Omit every picture and output the rest of the records exactly as they are.

EXTRACTED DATA:
..............................
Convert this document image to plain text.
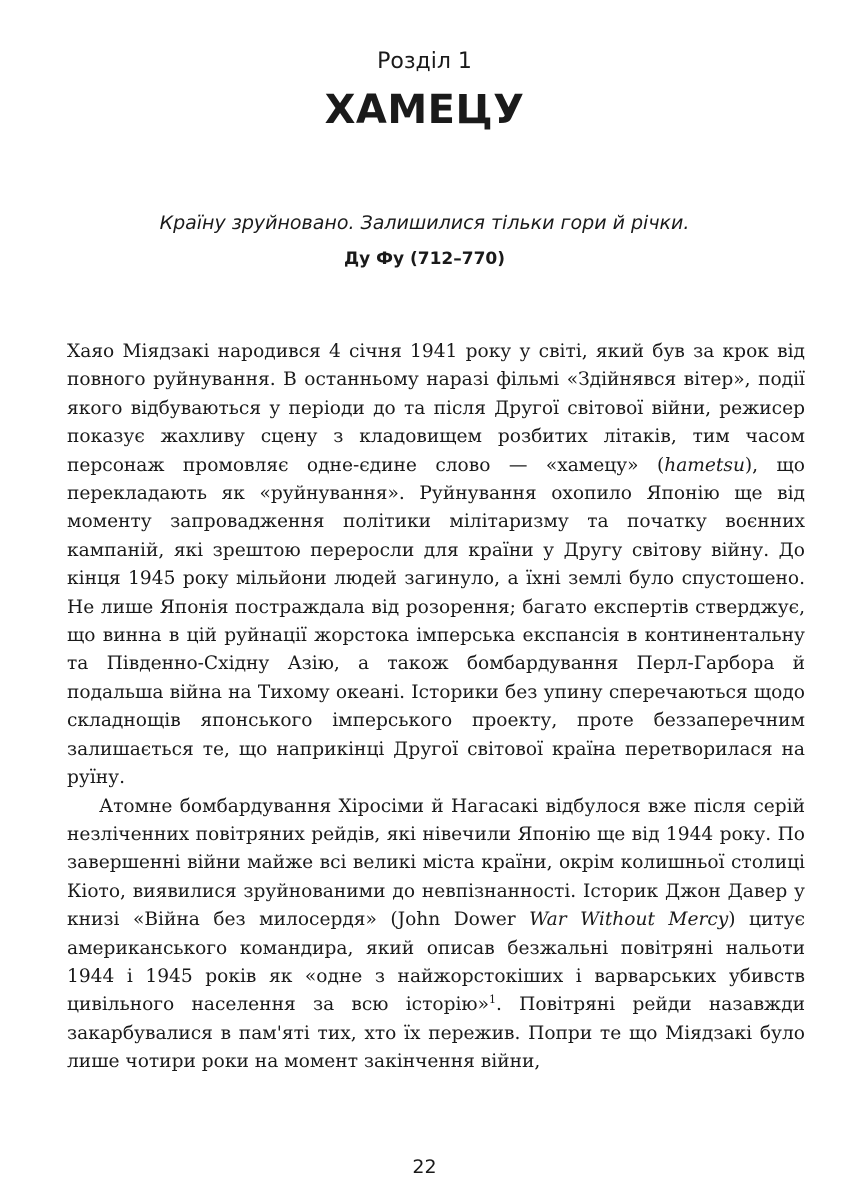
Розділ 1
ХАМЕЦУ

Країну зруйновано. Залишилися тільки гори й річки.

Ду Фу (712–770)

Хаяо Міядзакі народився 4 січня 1941 року у світі, який був за крок від повного руйнування. В останньому наразі фільмі «Здійнявся вітер», події якого відбуваються у періоди до та після Другої світової війни, режисер показує жахливу сцену з кладовищем розбитих літаків, тим часом персонаж промовляє одне-єдине слово — «хамецу» (hametsu), що перекладають як «руйнування». Руйнування охопило Японію ще від моменту запровадження політики мілітаризму та початку воєнних кампаній, які зрештою переросли для країни у Другу світову війну. До кінця 1945 року мільйони людей загинуло, а їхні землі було спустошено. Не лише Японія постраждала від розорення; багато експертів стверджує, що винна в цій руйнації жорстока імперська експансія в континентальну та Південно-Східну Азію, а також бомбардування Перл-Гарбора й подальша війна на Тихому океані. Історики без упину сперечаються щодо складнощів японського імперського проекту, проте беззаперечним залишається те, що наприкінці Другої світової країна перетворилася на руїну.

Атомне бомбардування Хіросіми й Нагасакі відбулося вже після серій незліченних повітряних рейдів, які нівечили Японію ще від 1944 року. По завершенні війни майже всі великі міста країни, окрім колишньої столиці Кіото, виявилися зруйнованими до невпізнанності. Історик Джон Давер у книзі «Війна без милосердя» (John Dower War Without Mercy) цитує американського командира, який описав безжальні повітряні нальоти 1944 і 1945 років як «одне з найжорстокіших і варварських убивств цивільного населення за всю історію»$^1$. Повітряні рейди назавжди закарбувалися в пам'яті тих, хто їх пережив. Попри те що Міядзакі було лише чотири роки на момент закінчення війни,

22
..............................
RESULT:
Convert this document image to plain text.
Розділ 1
ХАМЕЦУ

Країну зруйновано. Залишилися тільки гори й річки.

Ду Фу (712–770)

Хаяо Міядзакі народився 4 січня 1941 року у світі, який був за крок від повного руйнування. В останньому наразі фільмі «Здійнявся вітер», події якого відбуваються у періоди до та після Другої світової війни, режисер показує жахливу сцену з кладовищем розбитих літаків, тим часом персонаж промовляє одне-єдине слово — «хамецу» (hametsu), що перекладають як «руйнування». Руйнування охопило Японію ще від моменту запровадження політики мілітаризму та початку воєнних кампаній, які зрештою переросли для країни у Другу світову війну. До кінця 1945 року мільйони людей загинуло, а їхні землі було спустошено. Не лише Японія постраждала від розорення; багато експертів стверджує, що винна в цій руйнації жорстока імперська експансія в континентальну та Південно-Східну Азію, а також бомбардування Перл-Гарбора й подальша війна на Тихому океані. Історики без упину сперечаються щодо складнощів японського імперського проекту, проте беззаперечним залишається те, що наприкінці Другої світової країна перетворилася на руїну.

Атомне бомбардування Хіросіми й Нагасакі відбулося вже після серій незліченних повітряних рейдів, які нівечили Японію ще від 1944 року. По завершенні війни майже всі великі міста країни, окрім колишньої столиці Кіото, виявилися зруйнованими до невпізнанності. Історик Джон Давер у книзі «Війна без милосердя» (John Dower War Without Mercy) цитує американського командира, який описав безжальні повітряні нальоти 1944 і 1945 років як «одне з найжорстокіших і варварських убивств цивільного населення за всю історію»$^1$. Повітряні рейди назавжди закарбувалися в пам'яті тих, хто їх пережив. Попри те що Міядзакі було лише чотири роки на момент закінчення війни,

22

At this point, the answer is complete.